=== DATASET EXCERPTS ===
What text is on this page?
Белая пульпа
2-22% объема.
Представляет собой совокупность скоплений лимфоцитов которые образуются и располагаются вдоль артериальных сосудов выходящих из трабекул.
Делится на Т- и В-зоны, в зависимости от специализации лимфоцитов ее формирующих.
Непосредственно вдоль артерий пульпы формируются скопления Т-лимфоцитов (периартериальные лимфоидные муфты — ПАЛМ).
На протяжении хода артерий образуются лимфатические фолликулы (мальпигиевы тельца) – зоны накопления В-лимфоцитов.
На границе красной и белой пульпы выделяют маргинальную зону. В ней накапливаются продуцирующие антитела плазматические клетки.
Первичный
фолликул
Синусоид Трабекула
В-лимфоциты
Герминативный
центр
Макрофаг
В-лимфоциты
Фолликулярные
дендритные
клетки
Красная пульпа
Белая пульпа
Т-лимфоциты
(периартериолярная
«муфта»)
===
### WHAT IS REQUIRED
Check every line of the entries above for the word "артерий" and report how many lines contain it, giving the number only.

### RESULT BELOW
2